-- TASK DATA start --

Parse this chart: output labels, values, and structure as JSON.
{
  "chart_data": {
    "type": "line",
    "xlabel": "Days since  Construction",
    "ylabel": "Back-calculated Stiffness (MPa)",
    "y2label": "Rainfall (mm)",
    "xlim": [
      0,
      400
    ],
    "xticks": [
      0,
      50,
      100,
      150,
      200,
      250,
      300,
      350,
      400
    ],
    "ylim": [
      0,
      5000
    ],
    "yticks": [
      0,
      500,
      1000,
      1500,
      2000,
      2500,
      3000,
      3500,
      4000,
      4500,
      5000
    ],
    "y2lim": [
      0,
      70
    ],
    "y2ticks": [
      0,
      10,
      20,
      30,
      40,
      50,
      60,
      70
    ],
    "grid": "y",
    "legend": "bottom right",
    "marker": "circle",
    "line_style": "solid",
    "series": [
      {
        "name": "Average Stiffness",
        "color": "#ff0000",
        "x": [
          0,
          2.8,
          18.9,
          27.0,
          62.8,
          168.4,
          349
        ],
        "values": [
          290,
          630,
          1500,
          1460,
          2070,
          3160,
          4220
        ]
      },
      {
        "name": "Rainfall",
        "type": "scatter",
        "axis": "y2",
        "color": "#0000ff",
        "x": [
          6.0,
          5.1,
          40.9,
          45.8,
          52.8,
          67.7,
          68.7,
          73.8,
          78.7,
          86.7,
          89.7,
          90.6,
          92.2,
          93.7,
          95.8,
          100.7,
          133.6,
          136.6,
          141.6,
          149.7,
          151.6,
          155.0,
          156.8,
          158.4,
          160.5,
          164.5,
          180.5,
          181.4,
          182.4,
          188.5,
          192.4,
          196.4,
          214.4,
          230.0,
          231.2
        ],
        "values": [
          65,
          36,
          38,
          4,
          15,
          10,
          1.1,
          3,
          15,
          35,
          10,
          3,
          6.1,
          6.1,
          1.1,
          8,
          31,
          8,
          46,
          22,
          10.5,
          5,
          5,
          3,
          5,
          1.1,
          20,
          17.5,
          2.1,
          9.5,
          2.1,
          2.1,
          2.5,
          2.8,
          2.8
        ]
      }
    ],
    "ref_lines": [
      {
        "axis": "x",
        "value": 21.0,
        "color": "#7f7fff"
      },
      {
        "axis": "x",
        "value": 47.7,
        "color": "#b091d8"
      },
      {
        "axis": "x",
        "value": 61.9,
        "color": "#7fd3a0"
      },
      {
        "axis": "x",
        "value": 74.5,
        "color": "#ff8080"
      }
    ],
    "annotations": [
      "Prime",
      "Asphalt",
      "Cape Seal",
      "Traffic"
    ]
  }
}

-- TASK DATA end --

REQUIRED TASK: Search the listing above for the string "name". Copy every line that contains it.

SOLUTION:
        "name": "Average Stiffness",
        "name": "Rainfall",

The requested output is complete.